# TASK STATEMENT
List all the lines in these records that hold "заполнения".
** Start of DATA PROVIDED **
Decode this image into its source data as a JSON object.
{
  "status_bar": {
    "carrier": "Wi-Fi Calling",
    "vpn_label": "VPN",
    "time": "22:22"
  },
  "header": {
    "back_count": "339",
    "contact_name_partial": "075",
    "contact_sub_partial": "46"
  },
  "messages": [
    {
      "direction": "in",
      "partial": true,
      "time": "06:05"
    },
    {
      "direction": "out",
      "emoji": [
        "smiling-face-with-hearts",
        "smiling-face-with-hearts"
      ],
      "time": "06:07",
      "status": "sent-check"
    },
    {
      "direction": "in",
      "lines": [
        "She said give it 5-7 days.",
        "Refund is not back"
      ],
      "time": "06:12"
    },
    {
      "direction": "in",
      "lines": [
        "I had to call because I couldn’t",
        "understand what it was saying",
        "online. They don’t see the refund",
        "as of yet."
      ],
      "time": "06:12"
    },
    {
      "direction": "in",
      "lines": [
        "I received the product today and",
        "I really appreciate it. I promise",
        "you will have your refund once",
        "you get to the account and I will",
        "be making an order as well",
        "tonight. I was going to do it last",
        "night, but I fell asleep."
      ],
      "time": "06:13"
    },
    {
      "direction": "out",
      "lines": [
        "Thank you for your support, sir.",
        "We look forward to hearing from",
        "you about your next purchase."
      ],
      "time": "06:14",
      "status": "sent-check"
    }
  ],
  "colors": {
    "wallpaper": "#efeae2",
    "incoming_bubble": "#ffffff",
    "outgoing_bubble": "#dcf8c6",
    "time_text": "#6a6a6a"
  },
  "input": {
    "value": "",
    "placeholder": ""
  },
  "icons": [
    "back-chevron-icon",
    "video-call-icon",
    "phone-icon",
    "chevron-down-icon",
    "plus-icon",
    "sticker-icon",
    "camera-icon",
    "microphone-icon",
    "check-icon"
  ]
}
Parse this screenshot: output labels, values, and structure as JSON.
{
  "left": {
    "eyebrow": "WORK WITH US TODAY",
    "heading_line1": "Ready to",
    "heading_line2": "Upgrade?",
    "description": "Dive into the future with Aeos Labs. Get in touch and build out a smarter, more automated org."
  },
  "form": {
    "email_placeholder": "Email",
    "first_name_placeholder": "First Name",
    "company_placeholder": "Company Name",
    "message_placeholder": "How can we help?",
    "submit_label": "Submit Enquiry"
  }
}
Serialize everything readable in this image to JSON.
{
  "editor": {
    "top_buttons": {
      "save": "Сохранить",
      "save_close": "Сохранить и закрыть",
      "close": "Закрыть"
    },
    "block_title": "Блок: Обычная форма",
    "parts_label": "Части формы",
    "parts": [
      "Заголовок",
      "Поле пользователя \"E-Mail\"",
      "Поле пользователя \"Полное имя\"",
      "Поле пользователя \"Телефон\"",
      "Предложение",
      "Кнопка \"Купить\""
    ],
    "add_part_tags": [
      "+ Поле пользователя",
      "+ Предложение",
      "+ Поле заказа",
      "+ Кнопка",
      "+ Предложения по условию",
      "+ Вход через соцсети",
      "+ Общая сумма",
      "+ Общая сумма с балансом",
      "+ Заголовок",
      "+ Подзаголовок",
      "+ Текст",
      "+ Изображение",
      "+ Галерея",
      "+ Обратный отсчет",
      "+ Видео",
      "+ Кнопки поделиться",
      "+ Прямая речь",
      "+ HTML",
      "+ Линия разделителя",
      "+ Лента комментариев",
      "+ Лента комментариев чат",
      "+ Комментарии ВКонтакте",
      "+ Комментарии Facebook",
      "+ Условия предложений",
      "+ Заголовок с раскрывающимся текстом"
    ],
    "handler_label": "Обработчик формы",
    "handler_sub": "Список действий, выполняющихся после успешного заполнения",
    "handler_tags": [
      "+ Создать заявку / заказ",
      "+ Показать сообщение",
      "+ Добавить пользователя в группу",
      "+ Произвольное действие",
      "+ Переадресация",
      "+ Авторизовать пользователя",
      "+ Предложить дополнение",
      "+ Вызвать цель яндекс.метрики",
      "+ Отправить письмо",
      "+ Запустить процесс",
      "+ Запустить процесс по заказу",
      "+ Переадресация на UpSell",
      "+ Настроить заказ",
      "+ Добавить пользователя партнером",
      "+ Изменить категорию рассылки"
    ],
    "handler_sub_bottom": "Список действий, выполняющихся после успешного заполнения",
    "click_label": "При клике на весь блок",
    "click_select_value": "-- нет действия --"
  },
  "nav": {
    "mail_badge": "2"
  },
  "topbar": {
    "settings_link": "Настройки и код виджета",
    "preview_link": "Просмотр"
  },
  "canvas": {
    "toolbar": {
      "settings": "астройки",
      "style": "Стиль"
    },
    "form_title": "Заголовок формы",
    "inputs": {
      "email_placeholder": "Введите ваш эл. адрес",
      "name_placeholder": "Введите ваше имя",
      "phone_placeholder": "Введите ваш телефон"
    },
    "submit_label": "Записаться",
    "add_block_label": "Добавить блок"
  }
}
** End of DATA PROVIDED **
# ANSWER FOR THE TASK
    "handler_sub": "Список действий, выполняющихся после успешного заполнения",
    "handler_sub_bottom": "Список действий, выполняющихся после успешного заполнения",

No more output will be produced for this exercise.